Exercise requirements:
In the data that follows, find the line containing "What's the underlying"; then quote that line and every line after it, exactly, through the last one.

:::

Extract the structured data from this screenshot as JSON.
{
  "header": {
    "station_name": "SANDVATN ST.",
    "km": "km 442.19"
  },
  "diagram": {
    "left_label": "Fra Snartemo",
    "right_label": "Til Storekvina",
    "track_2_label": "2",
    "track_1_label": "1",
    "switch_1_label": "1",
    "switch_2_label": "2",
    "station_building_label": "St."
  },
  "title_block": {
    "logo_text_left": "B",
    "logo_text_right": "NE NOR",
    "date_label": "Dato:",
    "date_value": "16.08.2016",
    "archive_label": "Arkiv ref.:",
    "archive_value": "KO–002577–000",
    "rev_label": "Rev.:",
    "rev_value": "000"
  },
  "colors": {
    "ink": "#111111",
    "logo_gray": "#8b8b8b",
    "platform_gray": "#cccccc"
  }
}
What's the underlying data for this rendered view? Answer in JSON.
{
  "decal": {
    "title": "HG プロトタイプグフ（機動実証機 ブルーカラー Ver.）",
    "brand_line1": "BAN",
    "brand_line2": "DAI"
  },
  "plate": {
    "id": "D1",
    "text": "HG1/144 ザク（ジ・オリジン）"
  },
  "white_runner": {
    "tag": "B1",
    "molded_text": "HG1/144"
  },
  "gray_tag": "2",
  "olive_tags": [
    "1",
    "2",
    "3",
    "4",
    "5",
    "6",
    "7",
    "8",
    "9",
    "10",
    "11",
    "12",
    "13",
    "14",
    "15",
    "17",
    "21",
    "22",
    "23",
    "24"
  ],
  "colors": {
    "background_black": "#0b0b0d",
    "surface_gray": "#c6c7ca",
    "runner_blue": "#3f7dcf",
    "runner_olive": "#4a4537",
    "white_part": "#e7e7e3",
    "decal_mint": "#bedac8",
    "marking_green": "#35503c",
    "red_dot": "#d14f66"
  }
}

:::

Answer for the task:
What's the underlying data for this rendered view? Answer in JSON.
{
  "decal": {
    "title": "HG プロトタイプグフ（機動実証機 ブルーカラー Ver.）",
    "brand_line1": "BAN",
    "brand_line2": "DAI"
  },
  "plate": {
    "id": "D1",
    "text": "HG1/144 ザク（ジ・オリジン）"
  },
  "white_runner": {
    "tag": "B1",
    "molded_text": "HG1/144"
  },
  "gray_tag": "2",
  "olive_tags": [
    "1",
    "2",
    "3",
    "4",
    "5",
    "6",
    "7",
    "8",
    "9",
    "10",
    "11",
    "12",
    "13",
    "14",
    "15",
    "17",
    "21",
    "22",
    "23",
    "24"
  ],
  "colors": {
    "background_black": "#0b0b0d",
    "surface_gray": "#c6c7ca",
    "runner_blue": "#3f7dcf",
    "runner_olive": "#4a4537",
    "white_part": "#e7e7e3",
    "decal_mint": "#bedac8",
    "marking_green": "#35503c",
    "red_dot": "#d14f66"
  }
}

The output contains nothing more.